(Extracted data entries)
◇ ◇ ◇ ◇ ◇

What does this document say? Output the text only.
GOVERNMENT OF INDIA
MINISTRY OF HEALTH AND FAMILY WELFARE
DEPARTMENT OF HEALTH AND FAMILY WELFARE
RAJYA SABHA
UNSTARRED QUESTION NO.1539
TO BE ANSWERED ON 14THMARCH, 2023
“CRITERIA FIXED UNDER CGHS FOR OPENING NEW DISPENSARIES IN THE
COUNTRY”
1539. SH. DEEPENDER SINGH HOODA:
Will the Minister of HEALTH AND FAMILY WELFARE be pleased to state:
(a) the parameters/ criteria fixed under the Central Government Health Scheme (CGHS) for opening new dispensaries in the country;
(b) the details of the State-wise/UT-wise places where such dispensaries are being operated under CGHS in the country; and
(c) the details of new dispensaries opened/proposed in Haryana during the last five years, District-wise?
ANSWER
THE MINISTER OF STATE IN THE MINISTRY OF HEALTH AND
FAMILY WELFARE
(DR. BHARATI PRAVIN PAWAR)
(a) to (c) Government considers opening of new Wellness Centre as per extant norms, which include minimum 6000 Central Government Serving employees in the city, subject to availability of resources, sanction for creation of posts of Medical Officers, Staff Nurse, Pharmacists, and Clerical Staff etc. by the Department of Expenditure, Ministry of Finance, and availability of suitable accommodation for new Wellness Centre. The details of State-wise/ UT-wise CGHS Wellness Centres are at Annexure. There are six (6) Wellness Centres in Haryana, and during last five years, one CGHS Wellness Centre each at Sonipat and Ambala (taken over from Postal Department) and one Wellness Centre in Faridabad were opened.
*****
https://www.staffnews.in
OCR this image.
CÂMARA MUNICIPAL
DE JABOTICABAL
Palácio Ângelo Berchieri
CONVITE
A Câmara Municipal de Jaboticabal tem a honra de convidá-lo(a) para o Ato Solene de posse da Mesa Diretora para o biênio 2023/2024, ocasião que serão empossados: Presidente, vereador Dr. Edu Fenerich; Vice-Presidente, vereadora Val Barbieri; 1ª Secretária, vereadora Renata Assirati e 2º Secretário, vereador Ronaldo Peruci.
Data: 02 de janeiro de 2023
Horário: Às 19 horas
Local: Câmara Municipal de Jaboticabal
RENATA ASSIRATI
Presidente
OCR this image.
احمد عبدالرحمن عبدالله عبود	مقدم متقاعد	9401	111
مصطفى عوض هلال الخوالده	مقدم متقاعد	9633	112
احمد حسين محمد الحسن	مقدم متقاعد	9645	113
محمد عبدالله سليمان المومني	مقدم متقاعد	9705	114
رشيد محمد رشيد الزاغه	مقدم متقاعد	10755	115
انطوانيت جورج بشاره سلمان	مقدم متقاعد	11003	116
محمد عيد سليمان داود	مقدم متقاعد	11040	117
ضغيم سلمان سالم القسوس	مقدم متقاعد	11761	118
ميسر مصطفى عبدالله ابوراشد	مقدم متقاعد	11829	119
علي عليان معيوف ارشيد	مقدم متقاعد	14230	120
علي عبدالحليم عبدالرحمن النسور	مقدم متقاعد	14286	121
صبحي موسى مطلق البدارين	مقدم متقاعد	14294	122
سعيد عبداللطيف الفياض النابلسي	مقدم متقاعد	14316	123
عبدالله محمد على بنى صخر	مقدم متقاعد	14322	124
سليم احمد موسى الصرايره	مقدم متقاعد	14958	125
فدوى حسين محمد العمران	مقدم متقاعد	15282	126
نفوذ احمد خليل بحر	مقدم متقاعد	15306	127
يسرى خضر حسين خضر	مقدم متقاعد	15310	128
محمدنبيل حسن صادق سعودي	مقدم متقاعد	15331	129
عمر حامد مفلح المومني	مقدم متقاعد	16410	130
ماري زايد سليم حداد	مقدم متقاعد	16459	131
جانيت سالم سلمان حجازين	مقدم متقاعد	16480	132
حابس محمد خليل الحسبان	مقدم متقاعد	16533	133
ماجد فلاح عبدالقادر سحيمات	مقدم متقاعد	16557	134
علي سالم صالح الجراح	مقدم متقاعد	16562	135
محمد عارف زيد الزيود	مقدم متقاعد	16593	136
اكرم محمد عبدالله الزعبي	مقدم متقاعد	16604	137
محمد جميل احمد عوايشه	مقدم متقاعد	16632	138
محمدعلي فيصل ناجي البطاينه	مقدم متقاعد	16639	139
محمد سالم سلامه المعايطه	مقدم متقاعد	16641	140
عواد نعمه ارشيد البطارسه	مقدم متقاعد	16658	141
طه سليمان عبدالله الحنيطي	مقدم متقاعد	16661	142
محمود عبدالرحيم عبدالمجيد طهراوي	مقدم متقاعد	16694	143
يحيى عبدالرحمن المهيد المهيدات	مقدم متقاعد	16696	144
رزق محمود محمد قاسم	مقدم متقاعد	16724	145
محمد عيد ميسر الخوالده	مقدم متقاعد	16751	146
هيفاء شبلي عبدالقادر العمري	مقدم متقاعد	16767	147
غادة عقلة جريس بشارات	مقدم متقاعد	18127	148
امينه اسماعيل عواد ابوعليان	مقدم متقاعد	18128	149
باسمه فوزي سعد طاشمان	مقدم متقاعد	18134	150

◇ ◇ ◇ ◇ ◇

- [WHAT NEEDS TO BE DONE]:
Write out the full listing, keeping every line exactly as it is.

- [RESPONSE]:
What does this document say? Output the text only.
GOVERNMENT OF INDIA
MINISTRY OF HEALTH AND FAMILY WELFARE
DEPARTMENT OF HEALTH AND FAMILY WELFARE
RAJYA SABHA
UNSTARRED QUESTION NO.1539
TO BE ANSWERED ON 14THMARCH, 2023
“CRITERIA FIXED UNDER CGHS FOR OPENING NEW DISPENSARIES IN THE
COUNTRY”
1539. SH. DEEPENDER SINGH HOODA:
Will the Minister of HEALTH AND FAMILY WELFARE be pleased to state:
(a) the parameters/ criteria fixed under the Central Government Health Scheme (CGHS) for opening new dispensaries in the country;
(b) the details of the State-wise/UT-wise places where such dispensaries are being operated under CGHS in the country; and
(c) the details of new dispensaries opened/proposed in Haryana during the last five years, District-wise?
ANSWER
THE MINISTER OF STATE IN THE MINISTRY OF HEALTH AND
FAMILY WELFARE
(DR. BHARATI PRAVIN PAWAR)
(a) to (c) Government considers opening of new Wellness Centre as per extant norms, which include minimum 6000 Central Government Serving employees in the city, subject to availability of resources, sanction for creation of posts of Medical Officers, Staff Nurse, Pharmacists, and Clerical Staff etc. by the Department of Expenditure, Ministry of Finance, and availability of suitable accommodation for new Wellness Centre. The details of State-wise/ UT-wise CGHS Wellness Centres are at Annexure. There are six (6) Wellness Centres in Haryana, and during last five years, one CGHS Wellness Centre each at Sonipat and Ambala (taken over from Postal Department) and one Wellness Centre in Faridabad were opened.
*****
https://www.staffnews.in
OCR this image.
CÂMARA MUNICIPAL
DE JABOTICABAL
Palácio Ângelo Berchieri
CONVITE
A Câmara Municipal de Jaboticabal tem a honra de convidá-lo(a) para o Ato Solene de posse da Mesa Diretora para o biênio 2023/2024, ocasião que serão empossados: Presidente, vereador Dr. Edu Fenerich; Vice-Presidente, vereadora Val Barbieri; 1ª Secretária, vereadora Renata Assirati e 2º Secretário, vereador Ronaldo Peruci.
Data: 02 de janeiro de 2023
Horário: Às 19 horas
Local: Câmara Municipal de Jaboticabal
RENATA ASSIRATI
Presidente
OCR this image.
احمد عبدالرحمن عبدالله عبود	مقدم متقاعد	9401	111
مصطفى عوض هلال الخوالده	مقدم متقاعد	9633	112
احمد حسين محمد الحسن	مقدم متقاعد	9645	113
محمد عبدالله سليمان المومني	مقدم متقاعد	9705	114
رشيد محمد رشيد الزاغه	مقدم متقاعد	10755	115
انطوانيت جورج بشاره سلمان	مقدم متقاعد	11003	116
محمد عيد سليمان داود	مقدم متقاعد	11040	117
ضغيم سلمان سالم القسوس	مقدم متقاعد	11761	118
ميسر مصطفى عبدالله ابوراشد	مقدم متقاعد	11829	119
علي عليان معيوف ارشيد	مقدم متقاعد	14230	120
علي عبدالحليم عبدالرحمن النسور	مقدم متقاعد	14286	121
صبحي موسى مطلق البدارين	مقدم متقاعد	14294	122
سعيد عبداللطيف الفياض النابلسي	مقدم متقاعد	14316	123
عبدالله محمد على بنى صخر	مقدم متقاعد	14322	124
سليم احمد موسى الصرايره	مقدم متقاعد	14958	125
فدوى حسين محمد العمران	مقدم متقاعد	15282	126
نفوذ احمد خليل بحر	مقدم متقاعد	15306	127
يسرى خضر حسين خضر	مقدم متقاعد	15310	128
محمدنبيل حسن صادق سعودي	مقدم متقاعد	15331	129
عمر حامد مفلح المومني	مقدم متقاعد	16410	130
ماري زايد سليم حداد	مقدم متقاعد	16459	131
جانيت سالم سلمان حجازين	مقدم متقاعد	16480	132
حابس محمد خليل الحسبان	مقدم متقاعد	16533	133
ماجد فلاح عبدالقادر سحيمات	مقدم متقاعد	16557	134
علي سالم صالح الجراح	مقدم متقاعد	16562	135
محمد عارف زيد الزيود	مقدم متقاعد	16593	136
اكرم محمد عبدالله الزعبي	مقدم متقاعد	16604	137
محمد جميل احمد عوايشه	مقدم متقاعد	16632	138
محمدعلي فيصل ناجي البطاينه	مقدم متقاعد	16639	139
محمد سالم سلامه المعايطه	مقدم متقاعد	16641	140
عواد نعمه ارشيد البطارسه	مقدم متقاعد	16658	141
طه سليمان عبدالله الحنيطي	مقدم متقاعد	16661	142
محمود عبدالرحيم عبدالمجيد طهراوي	مقدم متقاعد	16694	143
يحيى عبدالرحمن المهيد المهيدات	مقدم متقاعد	16696	144
رزق محمود محمد قاسم	مقدم متقاعد	16724	145
محمد عيد ميسر الخوالده	مقدم متقاعد	16751	146
هيفاء شبلي عبدالقادر العمري	مقدم متقاعد	16767	147
غادة عقلة جريس بشارات	مقدم متقاعد	18127	148
امينه اسماعيل عواد ابوعليان	مقدم متقاعد	18128	149
باسمه فوزي سعد طاشمان	مقدم متقاعد	18134	150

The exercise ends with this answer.